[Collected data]
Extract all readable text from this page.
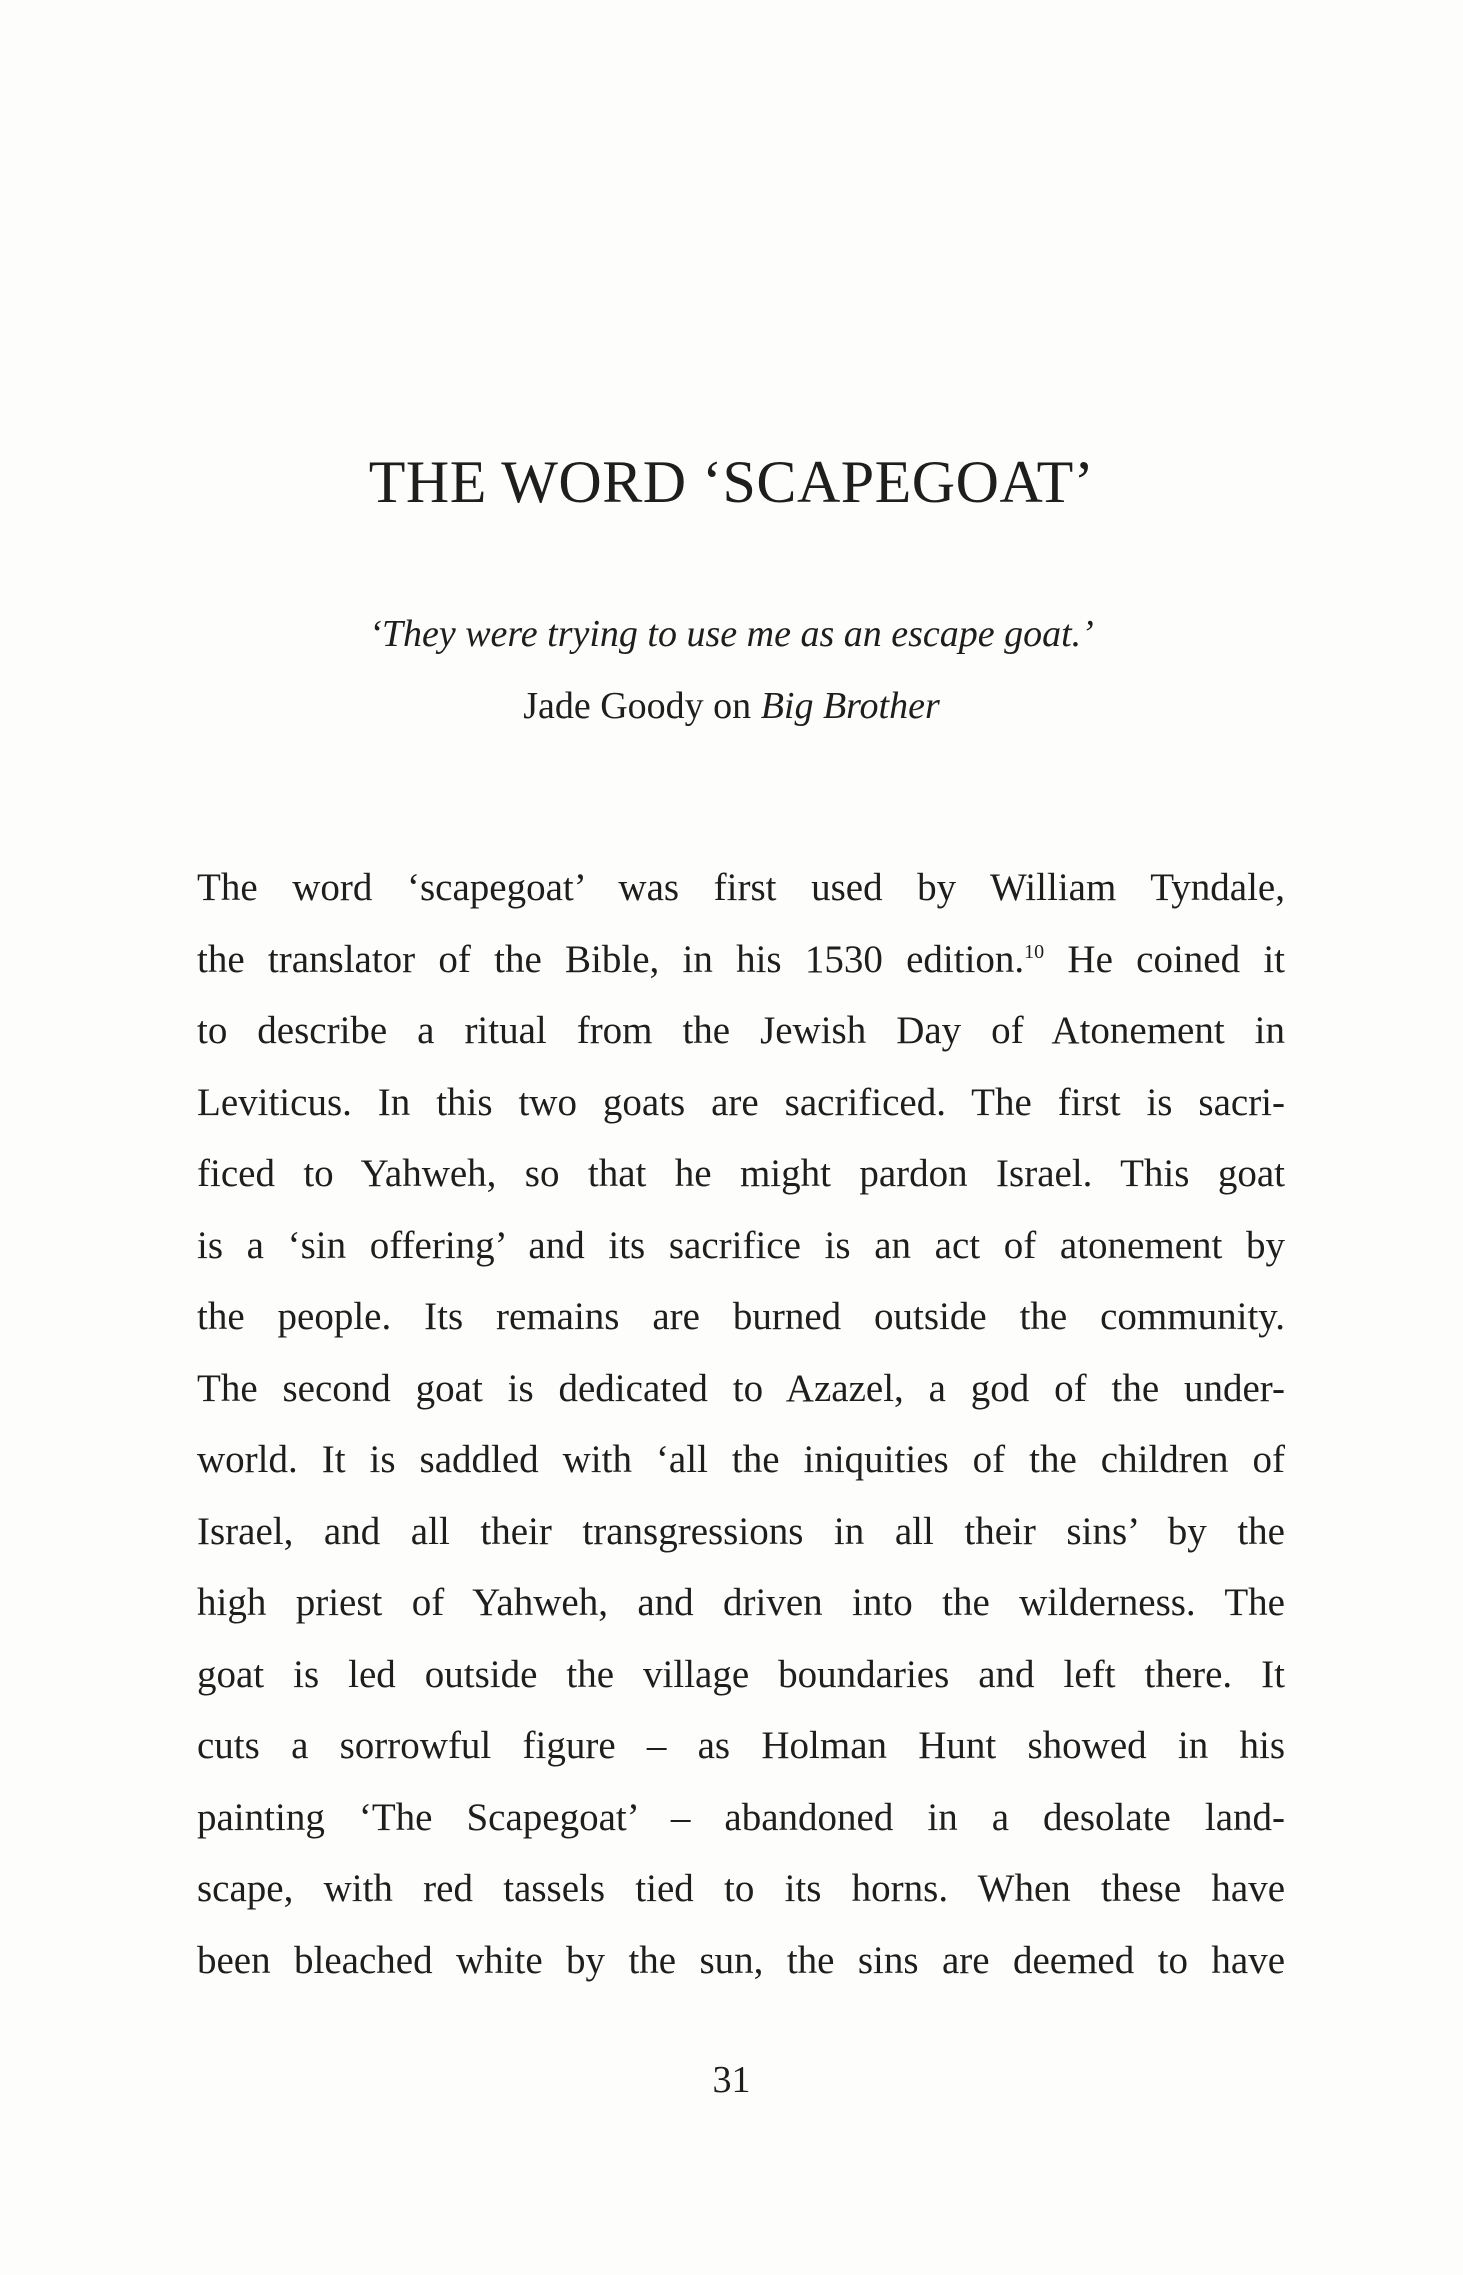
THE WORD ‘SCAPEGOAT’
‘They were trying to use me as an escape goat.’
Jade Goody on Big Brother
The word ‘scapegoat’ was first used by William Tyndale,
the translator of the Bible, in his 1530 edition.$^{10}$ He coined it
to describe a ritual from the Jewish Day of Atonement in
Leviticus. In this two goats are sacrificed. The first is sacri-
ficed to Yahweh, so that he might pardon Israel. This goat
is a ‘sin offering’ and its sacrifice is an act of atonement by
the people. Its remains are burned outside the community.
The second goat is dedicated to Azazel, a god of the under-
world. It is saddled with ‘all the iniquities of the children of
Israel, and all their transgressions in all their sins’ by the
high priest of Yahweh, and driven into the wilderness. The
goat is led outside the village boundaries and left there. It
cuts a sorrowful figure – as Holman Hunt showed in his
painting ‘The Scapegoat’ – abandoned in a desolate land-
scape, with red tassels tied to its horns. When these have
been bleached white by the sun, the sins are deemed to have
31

#### [To do]
Transcribe every entry above exactly. Omit all pictures.

#### [Exercise answer]
Extract all readable text from this page.
THE WORD ‘SCAPEGOAT’
‘They were trying to use me as an escape goat.’
Jade Goody on Big Brother
The word ‘scapegoat’ was first used by William Tyndale,
the translator of the Bible, in his 1530 edition.$^{10}$ He coined it
to describe a ritual from the Jewish Day of Atonement in
Leviticus. In this two goats are sacrificed. The first is sacri-
ficed to Yahweh, so that he might pardon Israel. This goat
is a ‘sin offering’ and its sacrifice is an act of atonement by
the people. Its remains are burned outside the community.
The second goat is dedicated to Azazel, a god of the under-
world. It is saddled with ‘all the iniquities of the children of
Israel, and all their transgressions in all their sins’ by the
high priest of Yahweh, and driven into the wilderness. The
goat is led outside the village boundaries and left there. It
cuts a sorrowful figure – as Holman Hunt showed in his
painting ‘The Scapegoat’ – abandoned in a desolate land-
scape, with red tassels tied to its horns. When these have
been bleached white by the sun, the sins are deemed to have
31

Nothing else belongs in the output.